What you should do
Will you give every entry again exactly as it stands?

Records for processing
'''
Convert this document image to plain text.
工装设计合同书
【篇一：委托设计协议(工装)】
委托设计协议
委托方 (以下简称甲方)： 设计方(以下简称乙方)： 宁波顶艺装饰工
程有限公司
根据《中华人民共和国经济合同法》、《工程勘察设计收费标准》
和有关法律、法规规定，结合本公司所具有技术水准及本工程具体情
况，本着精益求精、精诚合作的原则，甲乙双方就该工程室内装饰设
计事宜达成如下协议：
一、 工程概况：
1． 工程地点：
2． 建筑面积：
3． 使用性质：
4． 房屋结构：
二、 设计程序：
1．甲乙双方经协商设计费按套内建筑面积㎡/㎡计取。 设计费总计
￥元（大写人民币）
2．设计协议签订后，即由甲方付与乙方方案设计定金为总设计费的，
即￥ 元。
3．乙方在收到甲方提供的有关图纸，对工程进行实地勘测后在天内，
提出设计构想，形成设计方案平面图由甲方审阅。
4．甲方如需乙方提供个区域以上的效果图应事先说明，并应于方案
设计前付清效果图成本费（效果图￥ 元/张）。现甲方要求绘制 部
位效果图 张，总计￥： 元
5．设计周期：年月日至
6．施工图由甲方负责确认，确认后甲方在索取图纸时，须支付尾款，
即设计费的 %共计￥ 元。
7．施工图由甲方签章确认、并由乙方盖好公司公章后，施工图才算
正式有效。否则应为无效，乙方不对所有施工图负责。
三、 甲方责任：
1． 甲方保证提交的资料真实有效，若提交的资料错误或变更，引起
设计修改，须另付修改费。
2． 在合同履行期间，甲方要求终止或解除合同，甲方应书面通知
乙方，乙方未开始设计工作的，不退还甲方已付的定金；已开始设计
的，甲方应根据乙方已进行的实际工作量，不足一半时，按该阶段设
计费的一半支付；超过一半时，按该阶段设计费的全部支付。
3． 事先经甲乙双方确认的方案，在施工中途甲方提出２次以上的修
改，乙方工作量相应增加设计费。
'''
Result
Convert this document image to plain text.
工装设计合同书
【篇一：委托设计协议(工装)】
委托设计协议
委托方 (以下简称甲方)： 设计方(以下简称乙方)： 宁波顶艺装饰工
程有限公司
根据《中华人民共和国经济合同法》、《工程勘察设计收费标准》
和有关法律、法规规定，结合本公司所具有技术水准及本工程具体情
况，本着精益求精、精诚合作的原则，甲乙双方就该工程室内装饰设
计事宜达成如下协议：
一、 工程概况：
1． 工程地点：
2． 建筑面积：
3． 使用性质：
4． 房屋结构：
二、 设计程序：
1．甲乙双方经协商设计费按套内建筑面积㎡/㎡计取。 设计费总计
￥元（大写人民币）
2．设计协议签订后，即由甲方付与乙方方案设计定金为总设计费的，
即￥ 元。
3．乙方在收到甲方提供的有关图纸，对工程进行实地勘测后在天内，
提出设计构想，形成设计方案平面图由甲方审阅。
4．甲方如需乙方提供个区域以上的效果图应事先说明，并应于方案
设计前付清效果图成本费（效果图￥ 元/张）。现甲方要求绘制 部
位效果图 张，总计￥： 元
5．设计周期：年月日至
6．施工图由甲方负责确认，确认后甲方在索取图纸时，须支付尾款，
即设计费的 %共计￥ 元。
7．施工图由甲方签章确认、并由乙方盖好公司公章后，施工图才算
正式有效。否则应为无效，乙方不对所有施工图负责。
三、 甲方责任：
1． 甲方保证提交的资料真实有效，若提交的资料错误或变更，引起
设计修改，须另付修改费。
2． 在合同履行期间，甲方要求终止或解除合同，甲方应书面通知
乙方，乙方未开始设计工作的，不退还甲方已付的定金；已开始设计
的，甲方应根据乙方已进行的实际工作量，不足一半时，按该阶段设
计费的一半支付；超过一半时，按该阶段设计费的全部支付。
3． 事先经甲乙双方确认的方案，在施工中途甲方提出２次以上的修
改，乙方工作量相应增加设计费。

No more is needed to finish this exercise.